● **Directive**: Print the records below exactly as they appear.

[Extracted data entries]
===
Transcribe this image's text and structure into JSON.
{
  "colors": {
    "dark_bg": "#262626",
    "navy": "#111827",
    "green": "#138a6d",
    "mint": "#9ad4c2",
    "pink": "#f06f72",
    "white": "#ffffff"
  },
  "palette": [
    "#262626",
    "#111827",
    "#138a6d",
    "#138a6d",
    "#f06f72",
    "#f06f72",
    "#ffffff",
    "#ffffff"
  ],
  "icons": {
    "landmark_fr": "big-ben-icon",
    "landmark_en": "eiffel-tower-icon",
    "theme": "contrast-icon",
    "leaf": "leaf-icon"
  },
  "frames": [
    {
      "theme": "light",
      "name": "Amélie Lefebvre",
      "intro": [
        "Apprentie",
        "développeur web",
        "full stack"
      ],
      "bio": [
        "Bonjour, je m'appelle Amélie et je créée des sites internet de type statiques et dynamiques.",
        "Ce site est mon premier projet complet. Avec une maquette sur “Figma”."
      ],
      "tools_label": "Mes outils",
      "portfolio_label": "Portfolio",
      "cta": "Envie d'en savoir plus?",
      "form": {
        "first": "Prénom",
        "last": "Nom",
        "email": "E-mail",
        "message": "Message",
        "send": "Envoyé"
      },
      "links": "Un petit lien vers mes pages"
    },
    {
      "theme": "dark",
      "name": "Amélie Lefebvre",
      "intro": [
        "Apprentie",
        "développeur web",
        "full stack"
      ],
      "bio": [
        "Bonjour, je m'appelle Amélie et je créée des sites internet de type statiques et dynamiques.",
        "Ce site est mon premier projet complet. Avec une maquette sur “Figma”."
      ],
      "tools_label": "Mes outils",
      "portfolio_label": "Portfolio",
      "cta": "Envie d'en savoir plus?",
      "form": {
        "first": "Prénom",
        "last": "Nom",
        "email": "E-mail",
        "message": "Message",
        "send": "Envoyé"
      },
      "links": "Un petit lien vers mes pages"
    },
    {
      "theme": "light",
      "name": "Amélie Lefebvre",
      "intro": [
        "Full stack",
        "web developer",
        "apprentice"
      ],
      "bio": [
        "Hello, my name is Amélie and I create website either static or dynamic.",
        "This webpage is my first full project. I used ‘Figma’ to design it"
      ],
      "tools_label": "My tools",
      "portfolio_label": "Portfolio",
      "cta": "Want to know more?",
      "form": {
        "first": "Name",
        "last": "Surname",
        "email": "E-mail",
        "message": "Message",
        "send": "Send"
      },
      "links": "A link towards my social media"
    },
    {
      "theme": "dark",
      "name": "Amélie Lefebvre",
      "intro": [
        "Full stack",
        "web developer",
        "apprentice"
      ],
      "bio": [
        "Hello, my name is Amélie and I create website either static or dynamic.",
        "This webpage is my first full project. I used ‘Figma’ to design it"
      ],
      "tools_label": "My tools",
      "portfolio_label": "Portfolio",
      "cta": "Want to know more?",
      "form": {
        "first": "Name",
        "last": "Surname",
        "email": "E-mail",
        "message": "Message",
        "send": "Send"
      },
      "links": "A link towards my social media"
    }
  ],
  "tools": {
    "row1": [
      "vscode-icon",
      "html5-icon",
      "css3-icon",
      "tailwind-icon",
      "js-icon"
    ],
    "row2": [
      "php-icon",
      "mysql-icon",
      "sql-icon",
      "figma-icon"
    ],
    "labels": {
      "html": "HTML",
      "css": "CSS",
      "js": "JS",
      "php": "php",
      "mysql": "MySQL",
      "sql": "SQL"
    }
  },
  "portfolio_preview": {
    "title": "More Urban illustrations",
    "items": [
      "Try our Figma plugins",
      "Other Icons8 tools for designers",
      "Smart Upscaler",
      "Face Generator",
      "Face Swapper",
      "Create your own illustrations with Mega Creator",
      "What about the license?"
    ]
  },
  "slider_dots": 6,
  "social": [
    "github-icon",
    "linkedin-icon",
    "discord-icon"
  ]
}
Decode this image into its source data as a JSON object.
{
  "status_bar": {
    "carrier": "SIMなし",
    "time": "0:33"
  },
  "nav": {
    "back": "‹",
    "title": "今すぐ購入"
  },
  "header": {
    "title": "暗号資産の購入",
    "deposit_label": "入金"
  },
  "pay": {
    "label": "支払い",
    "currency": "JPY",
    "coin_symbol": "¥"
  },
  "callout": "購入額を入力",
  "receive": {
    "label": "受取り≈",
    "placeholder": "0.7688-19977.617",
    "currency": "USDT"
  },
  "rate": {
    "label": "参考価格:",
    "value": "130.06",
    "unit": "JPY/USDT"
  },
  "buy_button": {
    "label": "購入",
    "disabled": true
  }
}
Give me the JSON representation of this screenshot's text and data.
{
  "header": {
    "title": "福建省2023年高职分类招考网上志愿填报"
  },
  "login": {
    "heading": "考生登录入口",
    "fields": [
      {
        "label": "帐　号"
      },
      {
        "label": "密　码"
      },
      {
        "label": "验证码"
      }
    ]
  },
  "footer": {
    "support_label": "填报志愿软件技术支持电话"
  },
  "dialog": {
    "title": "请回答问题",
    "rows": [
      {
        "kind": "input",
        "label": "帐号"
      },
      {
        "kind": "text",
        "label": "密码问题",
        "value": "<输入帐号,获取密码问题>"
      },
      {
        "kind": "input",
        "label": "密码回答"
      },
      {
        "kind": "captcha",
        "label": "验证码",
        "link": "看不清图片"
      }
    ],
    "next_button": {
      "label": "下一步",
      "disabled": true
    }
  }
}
===
● **Output for this task**:
Transcribe this image's text and structure into JSON.
{
  "colors": {
    "dark_bg": "#262626",
    "navy": "#111827",
    "green": "#138a6d",
    "mint": "#9ad4c2",
    "pink": "#f06f72",
    "white": "#ffffff"
  },
  "palette": [
    "#262626",
    "#111827",
    "#138a6d",
    "#138a6d",
    "#f06f72",
    "#f06f72",
    "#ffffff",
    "#ffffff"
  ],
  "icons": {
    "landmark_fr": "big-ben-icon",
    "landmark_en": "eiffel-tower-icon",
    "theme": "contrast-icon",
    "leaf": "leaf-icon"
  },
  "frames": [
    {
      "theme": "light",
      "name": "Amélie Lefebvre",
      "intro": [
        "Apprentie",
        "développeur web",
        "full stack"
      ],
      "bio": [
        "Bonjour, je m'appelle Amélie et je créée des sites internet de type statiques et dynamiques.",
        "Ce site est mon premier projet complet. Avec une maquette sur “Figma”."
      ],
      "tools_label": "Mes outils",
      "portfolio_label": "Portfolio",
      "cta": "Envie d'en savoir plus?",
      "form": {
        "first": "Prénom",
        "last": "Nom",
        "email": "E-mail",
        "message": "Message",
        "send": "Envoyé"
      },
      "links": "Un petit lien vers mes pages"
    },
    {
      "theme": "dark",
      "name": "Amélie Lefebvre",
      "intro": [
        "Apprentie",
        "développeur web",
        "full stack"
      ],
      "bio": [
        "Bonjour, je m'appelle Amélie et je créée des sites internet de type statiques et dynamiques.",
        "Ce site est mon premier projet complet. Avec une maquette sur “Figma”."
      ],
      "tools_label": "Mes outils",
      "portfolio_label": "Portfolio",
      "cta": "Envie d'en savoir plus?",
      "form": {
        "first": "Prénom",
        "last": "Nom",
        "email": "E-mail",
        "message": "Message",
        "send": "Envoyé"
      },
      "links": "Un petit lien vers mes pages"
    },
    {
      "theme": "light",
      "name": "Amélie Lefebvre",
      "intro": [
        "Full stack",
        "web developer",
        "apprentice"
      ],
      "bio": [
        "Hello, my name is Amélie and I create website either static or dynamic.",
        "This webpage is my first full project. I used ‘Figma’ to design it"
      ],
      "tools_label": "My tools",
      "portfolio_label": "Portfolio",
      "cta": "Want to know more?",
      "form": {
        "first": "Name",
        "last": "Surname",
        "email": "E-mail",
        "message": "Message",
        "send": "Send"
      },
      "links": "A link towards my social media"
    },
    {
      "theme": "dark",
      "name": "Amélie Lefebvre",
      "intro": [
        "Full stack",
        "web developer",
        "apprentice"
      ],
      "bio": [
        "Hello, my name is Amélie and I create website either static or dynamic.",
        "This webpage is my first full project. I used ‘Figma’ to design it"
      ],
      "tools_label": "My tools",
      "portfolio_label": "Portfolio",
      "cta": "Want to know more?",
      "form": {
        "first": "Name",
        "last": "Surname",
        "email": "E-mail",
        "message": "Message",
        "send": "Send"
      },
      "links": "A link towards my social media"
    }
  ],
  "tools": {
    "row1": [
      "vscode-icon",
      "html5-icon",
      "css3-icon",
      "tailwind-icon",
      "js-icon"
    ],
    "row2": [
      "php-icon",
      "mysql-icon",
      "sql-icon",
      "figma-icon"
    ],
    "labels": {
      "html": "HTML",
      "css": "CSS",
      "js": "JS",
      "php": "php",
      "mysql": "MySQL",
      "sql": "SQL"
    }
  },
  "portfolio_preview": {
    "title": "More Urban illustrations",
    "items": [
      "Try our Figma plugins",
      "Other Icons8 tools for designers",
      "Smart Upscaler",
      "Face Generator",
      "Face Swapper",
      "Create your own illustrations with Mega Creator",
      "What about the license?"
    ]
  },
  "slider_dots": 6,
  "social": [
    "github-icon",
    "linkedin-icon",
    "discord-icon"
  ]
}
Decode this image into its source data as a JSON object.
{
  "status_bar": {
    "carrier": "SIMなし",
    "time": "0:33"
  },
  "nav": {
    "back": "‹",
    "title": "今すぐ購入"
  },
  "header": {
    "title": "暗号資産の購入",
    "deposit_label": "入金"
  },
  "pay": {
    "label": "支払い",
    "currency": "JPY",
    "coin_symbol": "¥"
  },
  "callout": "購入額を入力",
  "receive": {
    "label": "受取り≈",
    "placeholder": "0.7688-19977.617",
    "currency": "USDT"
  },
  "rate": {
    "label": "参考価格:",
    "value": "130.06",
    "unit": "JPY/USDT"
  },
  "buy_button": {
    "label": "購入",
    "disabled": true
  }
}
Give me the JSON representation of this screenshot's text and data.
{
  "header": {
    "title": "福建省2023年高职分类招考网上志愿填报"
  },
  "login": {
    "heading": "考生登录入口",
    "fields": [
      {
        "label": "帐　号"
      },
      {
        "label": "密　码"
      },
      {
        "label": "验证码"
      }
    ]
  },
  "footer": {
    "support_label": "填报志愿软件技术支持电话"
  },
  "dialog": {
    "title": "请回答问题",
    "rows": [
      {
        "kind": "input",
        "label": "帐号"
      },
      {
        "kind": "text",
        "label": "密码问题",
        "value": "<输入帐号,获取密码问题>"
      },
      {
        "kind": "input",
        "label": "密码回答"
      },
      {
        "kind": "captcha",
        "label": "验证码",
        "link": "看不清图片"
      }
    ],
    "next_button": {
      "label": "下一步",
      "disabled": true
    }
  }
}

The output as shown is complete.